*Collection entries:*
┄┄┄┄┄┄┄┄┄┄┄┄┄┄┄┄┄┄┄┄
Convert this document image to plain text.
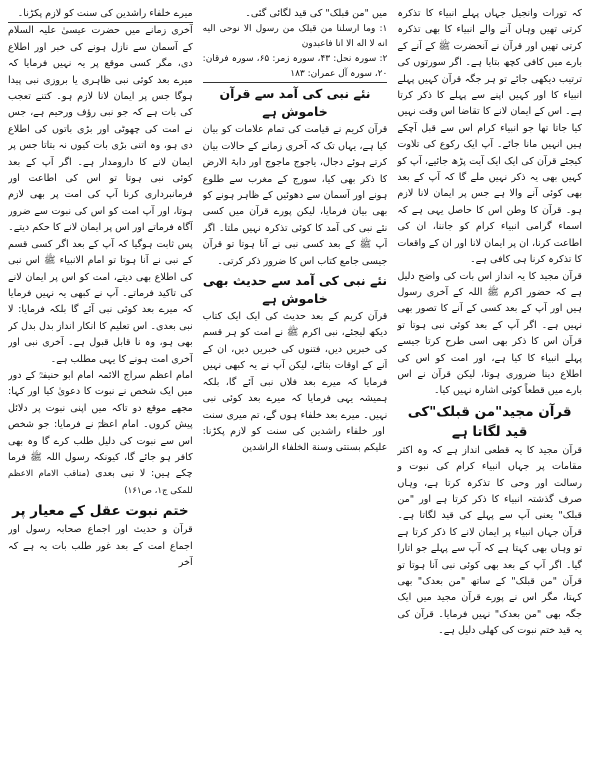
کہ تورات وانجیل جہاں پہلے انبیاء کا تذکرہ کرتی تھیں وہاں آنے والے انبیاء کا بھی تذکرہ کرتی تھیں اور قرآن نے آنحضرت ﷺ کے آنے کے بارے میں کافی کچھ بتایا ہے۔ اگر سورتوں کی ترتیب دیکھی جائے تو ہر جگہ قرآن کہیں پہلے انبیاء کا اور کہیں اپنے سے پہلے کا ذکر کرتا ہے۔ اس کے ایمان لانے کا تقاضا اس وقت نہیں کیا جاتا تھا جو انبیاء کرام اس سے قبل آچکے ہیں انہیں مانا جائے۔ آپ ایک رکوع کی تلاوت کیجئے قرآن کی ایک ایک آیت پڑھ جائیے، آپ کو کہیں بھی یہ ذکر نہیں ملے گا کہ آپ کے بعد بھی کوئی آنے والا ہے جس پر ایمان لانا لازم ہو۔ قرآن کا وطن اس کا حاصل یہی ہے کہ اسماء گرامی انبیاء کرام کو جاننا، ان کی اطاعت کرنا، ان پر ایمان لانا اور ان کے واقعات کا تذکرہ کرنا ہی کافی ہے۔

قرآن مجید کا یہ انداز اس بات کی واضح دلیل ہے کہ حضور اکرم ﷺ اللہ کے آخری رسول ہیں اور آپ کے بعد کسی کے آنے کا تصور بھی نہیں ہے۔ اگر آپ کے بعد کوئی نبی ہوتا تو قرآن اس کا ذکر بھی اسی طرح کرتا جیسے پہلے انبیاء کا کیا ہے، اور امت کو اس کی اطلاع دینا ضروری ہوتا، لیکن قرآن نے اس بارے میں قطعاً کوئی اشارہ نہیں کیا۔

قرآن مجید"من قبلک"کی قید لگاتا ہے

قرآن مجید کا یہ قطعی انداز ہے کہ وہ اکثر مقامات پر جہاں انبیاء کرام کی نبوت و رسالت اور وحی کا تذکرہ کرتا ہے، وہاں صرف گذشتہ انبیاء کا ذکر کرتا ہے اور "من قبلک" یعنی آپ سے پہلے کی قید لگاتا ہے۔ قرآن جہاں انبیاء پر ایمان لانے کا ذکر کرتا ہے تو وہاں بھی کہتا ہے کہ آپ سے پہلے جو اتارا گیا۔ اگر آپ کے بعد بھی کوئی نبی آنا ہوتا تو قرآن "من قبلک" کے ساتھ "من بعدک" بھی کہتا، مگر اس نے پورے قرآن مجید میں ایک جگہ بھی "من بعدک" نہیں فرمایا۔ قرآن کی یہ قید ختم نبوت کی کھلی دلیل ہے۔

میں "من قبلک" کی قید لگائی گئی۔

۱: وما ارسلنا من قبلک من رسول الا نوحی الیه انه لا اله الا انا فاعبدون

۲: سورہ نحل: ۴۳، سورہ زمر: ۶۵، سورہ فرقان: ۲۰، سورہ آل عمران: ۱۸۳

نئے نبی کی آمد سے قرآن خاموش ہے

قرآن کریم نے قیامت کی تمام علامات کو بیان کیا ہے، یہاں تک کہ آخری زمانے کے حالات بیان کرتے ہوئے دجال، یاجوج ماجوج اور دابۃ الارض کا ذکر بھی کیا، سورج کے مغرب سے طلوع ہونے اور آسمان سے دھوئیں کے ظاہر ہونے کو بھی بیان فرمایا، لیکن پورے قرآن میں کسی نئے نبی کی آمد کا کوئی تذکرہ نہیں ملتا۔ اگر آپ ﷺ کے بعد کسی نبی نے آنا ہوتا تو قرآن جیسی جامع کتاب اس کا ضرور ذکر کرتی۔

نئے نبی کی آمد سے حدیث بھی خاموش ہے

قرآن کریم کے بعد حدیث کی ایک ایک کتاب دیکھ لیجئے، نبی اکرم ﷺ نے امت کو ہر قسم کی خبریں دیں، فتنوں کی خبریں دیں، ان کے آنے کے اوقات بتائے، لیکن آپ نے یہ کبھی نہیں فرمایا کہ میرے بعد فلاں نبی آئے گا، بلکہ ہمیشہ یہی فرمایا کہ میرے بعد کوئی نبی نہیں۔ میرے بعد خلفاء ہوں گے، تم میری سنت اور خلفاء راشدین کی سنت کو لازم پکڑنا: علیکم بسنتی وسنة الخلفاء الراشدین

میرے خلفاء راشدین کی سنت کو لازم پکڑنا۔

آخری زمانے میں حضرت عیسیٰ علیہ السلام کے آسمان سے نازل ہونے کی خبر اور اطلاع دی، مگر کسی موقع پر یہ نہیں فرمایا کہ میرے بعد کوئی نبی ظاہری یا بروزی نبی پیدا ہوگا جس پر ایمان لانا لازم ہو۔ کتنے تعجب کی بات ہے کہ جو نبی رؤف ورحیم ہے، جس نے امت کی چھوٹی اور بڑی باتوں کی اطلاع دی ہو، وہ اتنی بڑی بات کیوں نہ بتاتا جس پر ایمان لانے کا دارومدار ہے۔ اگر آپ کے بعد کوئی نبی ہوتا تو اس کی اطاعت اور فرمانبرداری کرنا آپ کی امت پر بھی لازم ہوتا، اور آپ امت کو اس کی نبوت سے ضرور آگاہ فرماتے اور اس پر ایمان لانے کا حکم دیتے۔

پس ثابت ہوگیا کہ آپ کے بعد اگر کسی قسم کے نبی نے آنا ہوتا تو امام الانبیاء ﷺ اس نبی کی اطلاع بھی دیتے، امت کو اس پر ایمان لانے کی تاکید فرماتے۔ آپ نے کبھی یہ نہیں فرمایا کہ میرے بعد کوئی نبی آئے گا بلکہ فرمایا: لا نبی بعدی۔ اس تعلیم کا انکار انداز بدل بدل کر بھی ہو، وہ نا قابل قبول ہے۔ آخری نبی اور آخری امت ہونے کا یہی مطلب ہے۔

امام اعظم سراج الائمہ امام ابو حنیفہؒ کے دور میں ایک شخص نے نبوت کا دعویٰ کیا اور کہا: مجھے موقع دو تاکہ میں اپنی نبوت پر دلائل پیش کروں۔ امام اعظمؒ نے فرمایا: جو شخص اس سے نبوت کی دلیل طلب کرے گا وہ بھی کافر ہو جائے گا، کیونکہ رسول اللہ ﷺ فرما چکے ہیں: لا نبی بعدی (مناقب الامام الاعظم للمکی ج۱، ص۱۶۱)

ختم نبوت عقل کے معیار پر

قرآن و حدیث اور اجماع صحابہ رسول اور اجماع امت کے بعد غور طلب بات یہ ہے کہ آخر
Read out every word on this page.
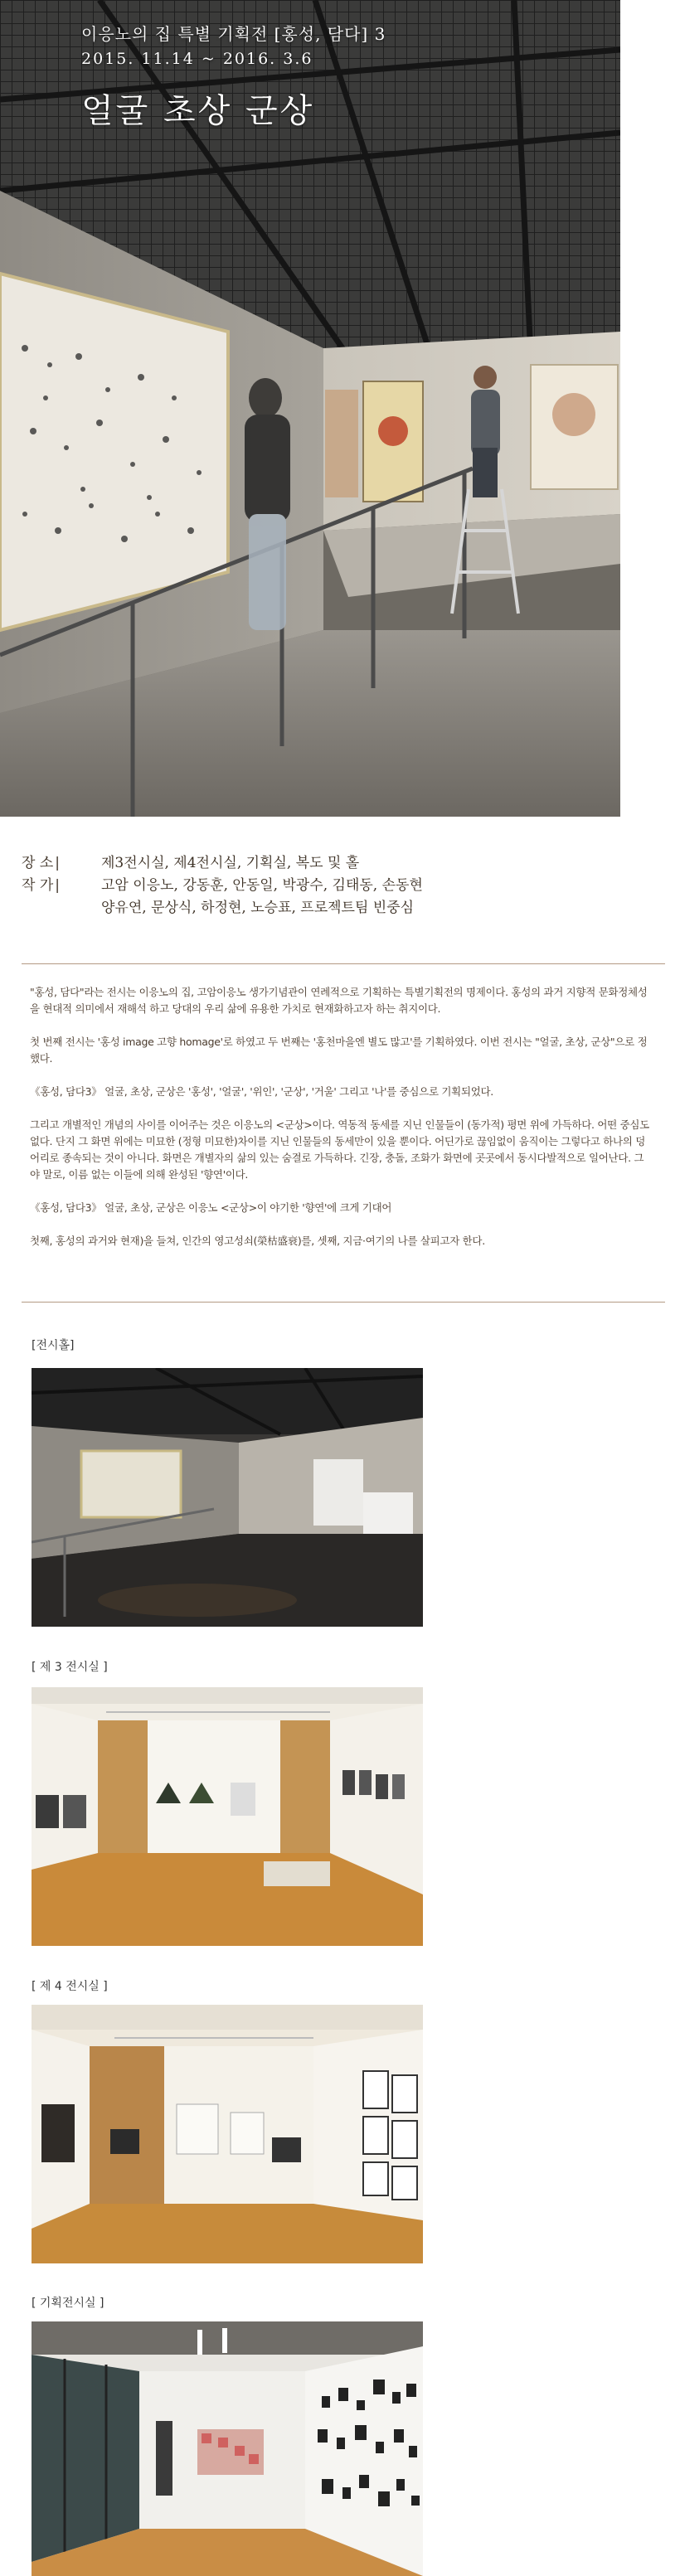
이응노의 집 특별 기획전 [홍성, 담다] 3
2015. 11.14 ~ 2016. 3.6
얼굴 초상 군상
장 소 |	제3전시실, 제4전시실, 기획실, 복도 및 홀
작 가 |	고암 이응노, 강동훈, 안동일, 박광수, 김태동, 손동현
양유연, 문상식, 하정현, 노승표, 프로젝트팀 빈중심

"홍성, 담다"라는 전시는 이응노의 집, 고암이응노 생가기념관이 연례적으로 기획하는 특별기획전의 명제이다. 홍성의 과거 지향적 문화정체성을 현대적 의미에서 재해석 하고 당대의 우리 삶에 유용한 가치로 현재화하고자 하는 취지이다.

첫 번째 전시는 '홍성 image 고향 homage'로 하였고 두 번째는 '홍천마을엔 별도 많고'를 기획하였다. 이번 전시는 "얼굴, 초상, 군상"으로 정했다.

《홍성, 담다3》 얼굴, 초상, 군상은 '홍성', '얼굴', '위인', '군상', '거울' 그리고 '나'를 중심으로 기획되었다.

그리고 개별적인 개념의 사이를 이어주는 것은 이응노의 <군상>이다. 역동적 동세를 지닌 인물들이 (동가적) 평면 위에 가득하다. 어떤 중심도 없다. 단지 그 화면 위에는 미묘한 (정형 미묘한)차이를 지닌 인물들의 동세만이 있을 뿐이다. 어딘가로 끊임없이 움직이는 그렇다고 하나의 덩어리로 종속되는 것이 아니다. 화면은 개별자의 삶의 있는 숨결로 가득하다. 긴장, 충돌, 조화가 화면에 곳곳에서 동시다발적으로 일어난다. 그야 말로, 이름 없는 이들에 의해 완성된 '향연'이다.

《홍성, 담다3》 얼굴, 초상, 군상은 이응노 <군상>이 야기한 '향연'에 크게 기대어

첫째, 홍성의 과거와 현재)을 들쳐, 인간의 영고성쇠(榮枯盛衰)를, 셋째, 지금·여기의 나를 살피고자 한다.

[전시홀]
[ 제 3 전시실 ]
[ 제 4 전시실 ]
[ 기획전시실 ]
┄┄┄┄┄┄┄┄┄┄┄┄┄┄┄┄┄┄┄┄
*Written exercise:* Omit the pictures and print again exactly the lines from the one with "Read out every word on this page." through the final line of the entries, both ends included.

*Answer below:*
Read out every word on this page.
이응노의 집 특별 기획전 [홍성, 담다] 3
2015. 11.14 ~ 2016. 3.6
얼굴 초상 군상
장 소 |	제3전시실, 제4전시실, 기획실, 복도 및 홀
작 가 |	고암 이응노, 강동훈, 안동일, 박광수, 김태동, 손동현
양유연, 문상식, 하정현, 노승표, 프로젝트팀 빈중심

"홍성, 담다"라는 전시는 이응노의 집, 고암이응노 생가기념관이 연례적으로 기획하는 특별기획전의 명제이다. 홍성의 과거 지향적 문화정체성을 현대적 의미에서 재해석 하고 당대의 우리 삶에 유용한 가치로 현재화하고자 하는 취지이다.

첫 번째 전시는 '홍성 image 고향 homage'로 하였고 두 번째는 '홍천마을엔 별도 많고'를 기획하였다. 이번 전시는 "얼굴, 초상, 군상"으로 정했다.

《홍성, 담다3》 얼굴, 초상, 군상은 '홍성', '얼굴', '위인', '군상', '거울' 그리고 '나'를 중심으로 기획되었다.

그리고 개별적인 개념의 사이를 이어주는 것은 이응노의 <군상>이다. 역동적 동세를 지닌 인물들이 (동가적) 평면 위에 가득하다. 어떤 중심도 없다. 단지 그 화면 위에는 미묘한 (정형 미묘한)차이를 지닌 인물들의 동세만이 있을 뿐이다. 어딘가로 끊임없이 움직이는 그렇다고 하나의 덩어리로 종속되는 것이 아니다. 화면은 개별자의 삶의 있는 숨결로 가득하다. 긴장, 충돌, 조화가 화면에 곳곳에서 동시다발적으로 일어난다. 그야 말로, 이름 없는 이들에 의해 완성된 '향연'이다.

《홍성, 담다3》 얼굴, 초상, 군상은 이응노 <군상>이 야기한 '향연'에 크게 기대어

첫째, 홍성의 과거와 현재)을 들쳐, 인간의 영고성쇠(榮枯盛衰)를, 셋째, 지금·여기의 나를 살피고자 한다.

[전시홀]
[ 제 3 전시실 ]
[ 제 4 전시실 ]
[ 기획전시실 ]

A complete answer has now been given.